## EXERCISE INPUTS
[Start]
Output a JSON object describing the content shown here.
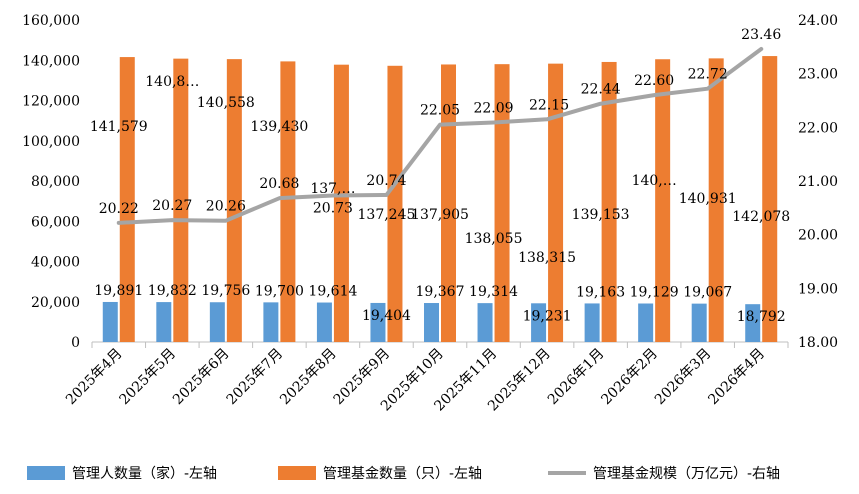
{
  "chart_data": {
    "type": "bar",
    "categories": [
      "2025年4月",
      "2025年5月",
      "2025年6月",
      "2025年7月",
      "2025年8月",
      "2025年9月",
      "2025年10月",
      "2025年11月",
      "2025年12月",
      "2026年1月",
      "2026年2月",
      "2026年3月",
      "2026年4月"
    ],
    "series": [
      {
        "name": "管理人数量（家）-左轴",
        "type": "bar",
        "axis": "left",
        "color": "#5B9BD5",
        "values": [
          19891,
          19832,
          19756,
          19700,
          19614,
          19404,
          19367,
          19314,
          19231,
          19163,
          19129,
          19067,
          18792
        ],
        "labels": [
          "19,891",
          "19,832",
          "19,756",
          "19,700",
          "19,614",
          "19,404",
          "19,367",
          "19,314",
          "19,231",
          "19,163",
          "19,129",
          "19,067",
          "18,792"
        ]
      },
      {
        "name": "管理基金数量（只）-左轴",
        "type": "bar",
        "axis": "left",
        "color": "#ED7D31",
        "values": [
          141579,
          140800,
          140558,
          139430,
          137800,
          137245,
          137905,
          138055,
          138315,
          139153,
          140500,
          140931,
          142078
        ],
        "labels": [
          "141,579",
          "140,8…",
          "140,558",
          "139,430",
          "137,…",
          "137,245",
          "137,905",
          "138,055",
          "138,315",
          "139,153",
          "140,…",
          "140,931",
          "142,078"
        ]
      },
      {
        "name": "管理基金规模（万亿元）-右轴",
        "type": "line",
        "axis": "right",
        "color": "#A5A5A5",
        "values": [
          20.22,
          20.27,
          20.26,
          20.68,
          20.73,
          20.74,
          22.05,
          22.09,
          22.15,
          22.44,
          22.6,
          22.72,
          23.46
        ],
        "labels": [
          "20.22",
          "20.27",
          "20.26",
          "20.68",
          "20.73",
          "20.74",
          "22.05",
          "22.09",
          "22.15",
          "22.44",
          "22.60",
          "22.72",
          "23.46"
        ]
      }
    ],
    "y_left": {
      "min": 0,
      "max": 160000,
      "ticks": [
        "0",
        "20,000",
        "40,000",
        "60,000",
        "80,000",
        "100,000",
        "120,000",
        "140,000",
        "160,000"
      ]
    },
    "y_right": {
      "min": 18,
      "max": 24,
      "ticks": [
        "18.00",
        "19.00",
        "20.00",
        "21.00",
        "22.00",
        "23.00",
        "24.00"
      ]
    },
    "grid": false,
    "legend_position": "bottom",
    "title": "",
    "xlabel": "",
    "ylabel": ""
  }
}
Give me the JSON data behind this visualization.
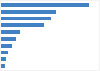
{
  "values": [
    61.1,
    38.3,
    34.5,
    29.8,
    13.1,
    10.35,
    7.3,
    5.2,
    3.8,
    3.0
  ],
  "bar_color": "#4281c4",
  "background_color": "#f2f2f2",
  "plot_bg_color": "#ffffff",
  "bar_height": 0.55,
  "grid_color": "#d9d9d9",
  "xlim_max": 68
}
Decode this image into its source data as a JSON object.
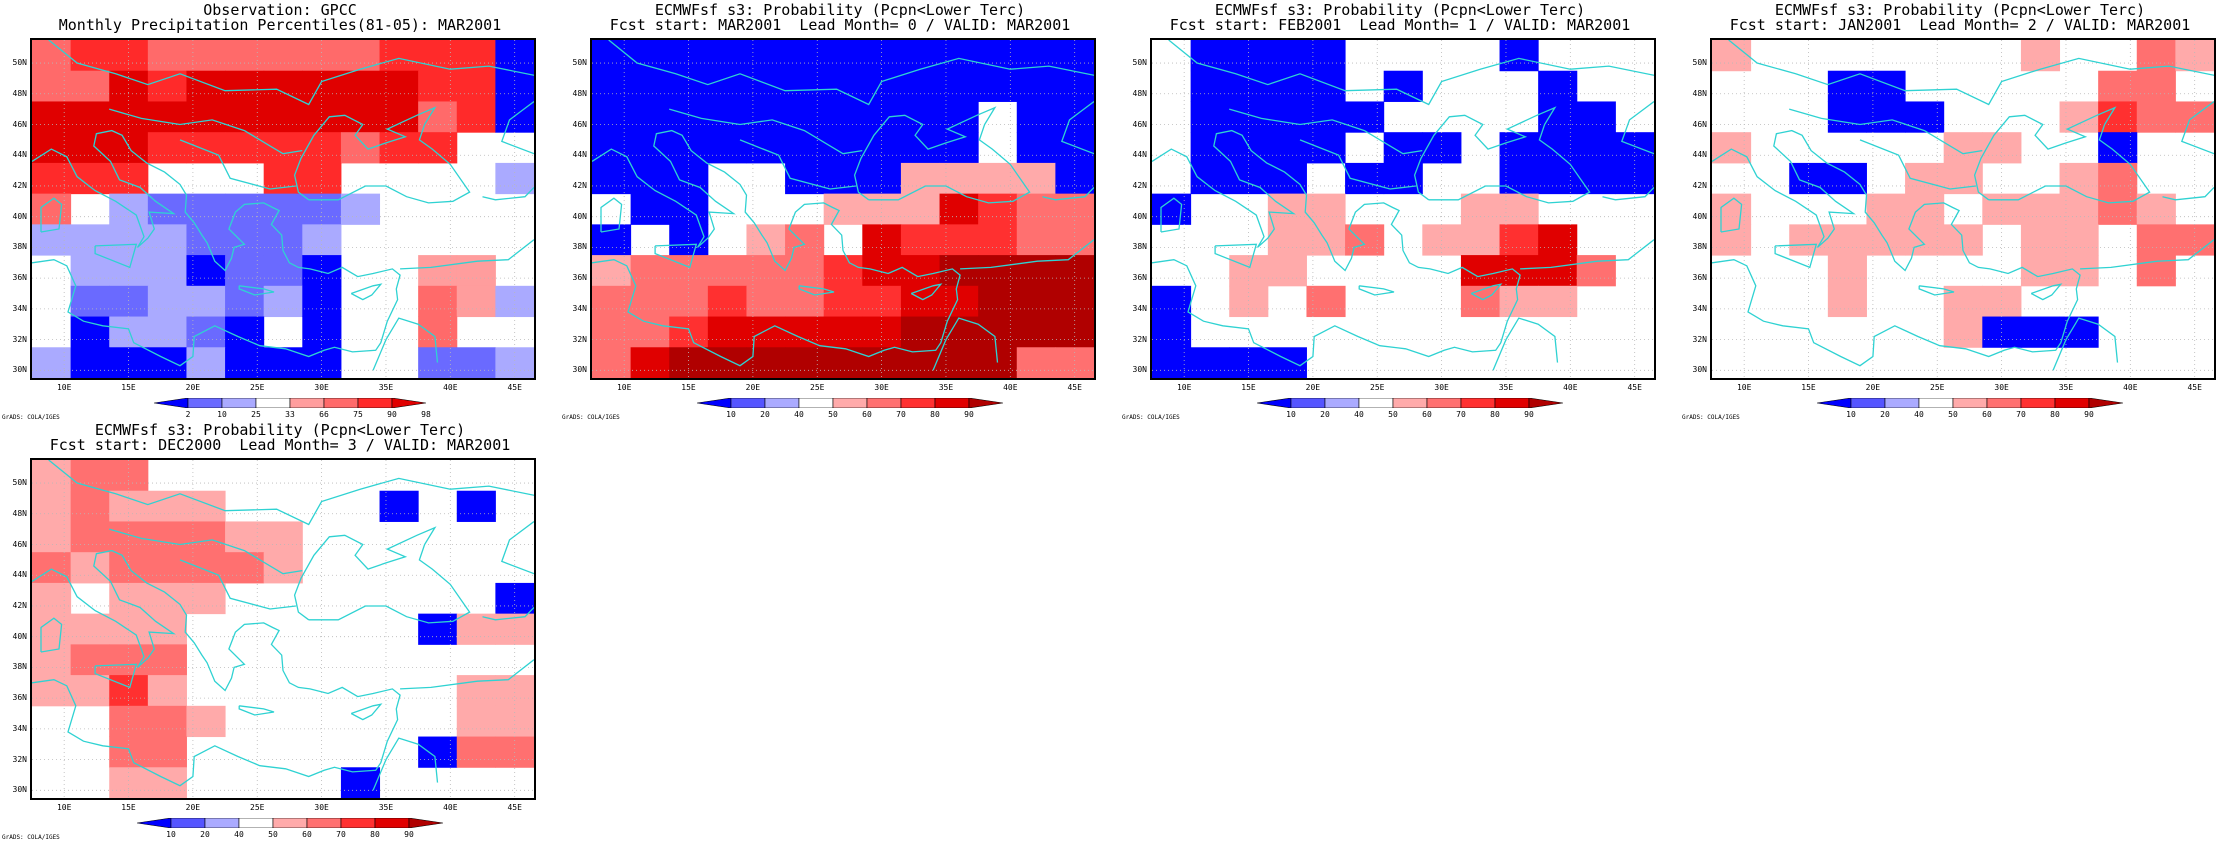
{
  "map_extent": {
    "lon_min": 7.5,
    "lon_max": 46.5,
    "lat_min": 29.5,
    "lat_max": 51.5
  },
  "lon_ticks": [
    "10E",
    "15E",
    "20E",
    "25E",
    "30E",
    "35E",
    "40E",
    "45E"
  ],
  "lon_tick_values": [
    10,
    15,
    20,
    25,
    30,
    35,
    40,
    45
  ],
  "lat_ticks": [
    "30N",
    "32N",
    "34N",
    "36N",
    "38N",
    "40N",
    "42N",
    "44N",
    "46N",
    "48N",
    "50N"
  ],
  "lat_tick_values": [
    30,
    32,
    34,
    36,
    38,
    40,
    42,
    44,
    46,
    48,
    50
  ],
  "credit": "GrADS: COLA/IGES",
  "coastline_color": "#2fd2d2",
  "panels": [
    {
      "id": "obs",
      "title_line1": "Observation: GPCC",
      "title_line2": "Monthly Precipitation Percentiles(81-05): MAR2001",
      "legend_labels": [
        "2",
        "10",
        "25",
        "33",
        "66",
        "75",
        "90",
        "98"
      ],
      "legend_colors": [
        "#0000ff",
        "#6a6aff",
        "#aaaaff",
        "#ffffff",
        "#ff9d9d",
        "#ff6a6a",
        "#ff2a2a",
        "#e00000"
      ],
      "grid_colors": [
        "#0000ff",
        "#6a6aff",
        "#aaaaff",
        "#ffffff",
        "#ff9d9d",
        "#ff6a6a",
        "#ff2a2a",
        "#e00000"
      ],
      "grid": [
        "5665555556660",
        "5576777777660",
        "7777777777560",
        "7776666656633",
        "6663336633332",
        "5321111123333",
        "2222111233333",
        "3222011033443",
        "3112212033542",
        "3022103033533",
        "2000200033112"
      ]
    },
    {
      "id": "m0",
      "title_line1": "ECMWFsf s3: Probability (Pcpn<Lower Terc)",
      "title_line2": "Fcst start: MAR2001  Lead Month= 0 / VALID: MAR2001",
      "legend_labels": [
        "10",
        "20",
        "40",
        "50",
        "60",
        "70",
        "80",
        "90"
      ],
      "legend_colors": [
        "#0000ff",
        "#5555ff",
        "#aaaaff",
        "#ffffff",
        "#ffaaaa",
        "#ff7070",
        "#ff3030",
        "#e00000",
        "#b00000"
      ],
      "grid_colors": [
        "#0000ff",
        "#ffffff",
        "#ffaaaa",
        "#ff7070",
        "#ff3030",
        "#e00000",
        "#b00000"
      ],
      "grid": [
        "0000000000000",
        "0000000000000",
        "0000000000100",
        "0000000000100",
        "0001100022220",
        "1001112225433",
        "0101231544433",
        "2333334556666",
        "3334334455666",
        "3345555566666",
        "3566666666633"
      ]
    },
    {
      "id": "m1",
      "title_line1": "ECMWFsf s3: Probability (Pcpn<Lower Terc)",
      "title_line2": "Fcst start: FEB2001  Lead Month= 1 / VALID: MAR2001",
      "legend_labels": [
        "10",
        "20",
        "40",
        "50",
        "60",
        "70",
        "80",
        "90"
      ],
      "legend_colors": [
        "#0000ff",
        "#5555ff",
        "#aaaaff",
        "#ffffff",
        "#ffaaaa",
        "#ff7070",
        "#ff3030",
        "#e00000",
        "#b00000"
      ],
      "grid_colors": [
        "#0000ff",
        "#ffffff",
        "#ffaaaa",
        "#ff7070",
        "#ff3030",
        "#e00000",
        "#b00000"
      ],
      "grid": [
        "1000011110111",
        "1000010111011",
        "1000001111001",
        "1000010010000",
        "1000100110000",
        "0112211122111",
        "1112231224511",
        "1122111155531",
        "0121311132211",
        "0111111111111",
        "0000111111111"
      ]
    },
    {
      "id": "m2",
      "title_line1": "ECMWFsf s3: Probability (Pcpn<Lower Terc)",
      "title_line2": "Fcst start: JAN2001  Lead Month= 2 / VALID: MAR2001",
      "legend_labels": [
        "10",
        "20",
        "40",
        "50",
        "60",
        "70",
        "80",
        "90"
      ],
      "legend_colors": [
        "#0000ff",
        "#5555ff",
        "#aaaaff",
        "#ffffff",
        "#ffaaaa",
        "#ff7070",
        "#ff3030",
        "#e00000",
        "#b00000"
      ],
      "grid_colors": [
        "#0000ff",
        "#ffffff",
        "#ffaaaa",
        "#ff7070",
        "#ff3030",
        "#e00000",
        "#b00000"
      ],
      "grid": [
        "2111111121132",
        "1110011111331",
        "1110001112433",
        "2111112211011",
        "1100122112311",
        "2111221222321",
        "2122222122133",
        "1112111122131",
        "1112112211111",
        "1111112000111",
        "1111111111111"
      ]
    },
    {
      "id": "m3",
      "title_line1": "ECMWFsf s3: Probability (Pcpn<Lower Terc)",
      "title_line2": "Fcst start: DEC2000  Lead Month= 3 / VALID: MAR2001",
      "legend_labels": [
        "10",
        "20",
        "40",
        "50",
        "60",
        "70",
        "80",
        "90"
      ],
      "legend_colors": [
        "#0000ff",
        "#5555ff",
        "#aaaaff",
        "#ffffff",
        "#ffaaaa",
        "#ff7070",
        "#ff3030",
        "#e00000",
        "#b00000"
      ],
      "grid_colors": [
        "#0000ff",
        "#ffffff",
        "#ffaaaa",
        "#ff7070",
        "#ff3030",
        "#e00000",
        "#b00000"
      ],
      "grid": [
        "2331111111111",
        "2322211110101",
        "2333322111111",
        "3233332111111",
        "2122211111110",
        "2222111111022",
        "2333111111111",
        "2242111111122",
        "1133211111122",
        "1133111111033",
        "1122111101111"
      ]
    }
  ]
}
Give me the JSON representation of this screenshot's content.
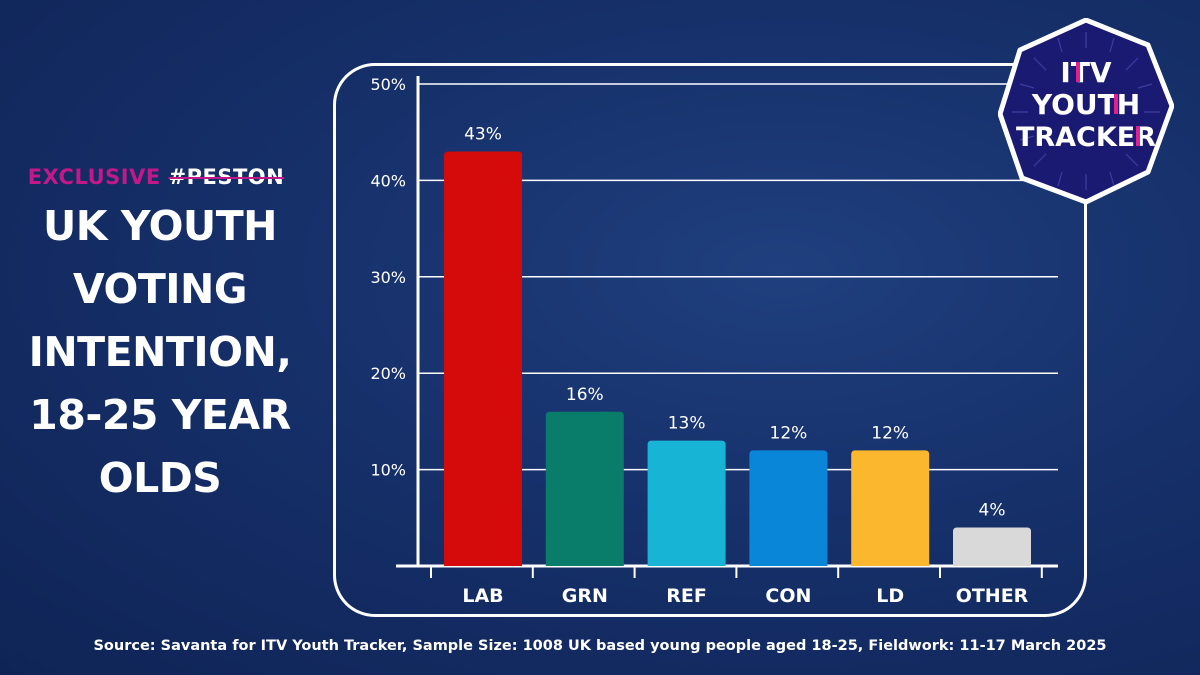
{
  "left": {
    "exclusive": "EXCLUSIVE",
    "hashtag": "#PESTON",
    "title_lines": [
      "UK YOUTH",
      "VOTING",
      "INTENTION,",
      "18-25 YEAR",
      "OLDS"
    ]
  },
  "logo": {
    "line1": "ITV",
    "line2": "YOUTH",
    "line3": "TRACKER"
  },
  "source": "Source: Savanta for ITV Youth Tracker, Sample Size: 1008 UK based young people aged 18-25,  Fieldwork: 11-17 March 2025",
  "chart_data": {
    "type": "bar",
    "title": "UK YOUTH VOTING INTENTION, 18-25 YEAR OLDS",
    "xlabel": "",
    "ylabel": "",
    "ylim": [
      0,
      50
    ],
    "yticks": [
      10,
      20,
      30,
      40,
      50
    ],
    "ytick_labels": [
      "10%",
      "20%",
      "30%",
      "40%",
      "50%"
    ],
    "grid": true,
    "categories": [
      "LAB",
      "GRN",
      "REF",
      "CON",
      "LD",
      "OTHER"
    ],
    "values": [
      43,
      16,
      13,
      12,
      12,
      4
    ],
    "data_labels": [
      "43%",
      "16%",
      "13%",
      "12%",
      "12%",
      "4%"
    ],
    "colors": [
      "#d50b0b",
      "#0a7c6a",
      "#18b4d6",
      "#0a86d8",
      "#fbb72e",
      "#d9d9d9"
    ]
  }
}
[End]
## GOAL
Take the line containing "Give me the JSON representation" and every line after it up to the end of the data, and write them out exactly, without the pictures.

## RESPONSE TO THE TASK
Give me the JSON representation of this screenshot's content.
{
  "left": {
    "exclusive": "EXCLUSIVE",
    "hashtag": "#PESTON",
    "title_lines": [
      "UK YOUTH",
      "VOTING",
      "INTENTION,",
      "18-25 YEAR",
      "OLDS"
    ]
  },
  "logo": {
    "line1": "ITV",
    "line2": "YOUTH",
    "line3": "TRACKER"
  },
  "source": "Source: Savanta for ITV Youth Tracker, Sample Size: 1008 UK based young people aged 18-25,  Fieldwork: 11-17 March 2025",
  "chart_data": {
    "type": "bar",
    "title": "UK YOUTH VOTING INTENTION, 18-25 YEAR OLDS",
    "xlabel": "",
    "ylabel": "",
    "ylim": [
      0,
      50
    ],
    "yticks": [
      10,
      20,
      30,
      40,
      50
    ],
    "ytick_labels": [
      "10%",
      "20%",
      "30%",
      "40%",
      "50%"
    ],
    "grid": true,
    "categories": [
      "LAB",
      "GRN",
      "REF",
      "CON",
      "LD",
      "OTHER"
    ],
    "values": [
      43,
      16,
      13,
      12,
      12,
      4
    ],
    "data_labels": [
      "43%",
      "16%",
      "13%",
      "12%",
      "12%",
      "4%"
    ],
    "colors": [
      "#d50b0b",
      "#0a7c6a",
      "#18b4d6",
      "#0a86d8",
      "#fbb72e",
      "#d9d9d9"
    ]
  }
}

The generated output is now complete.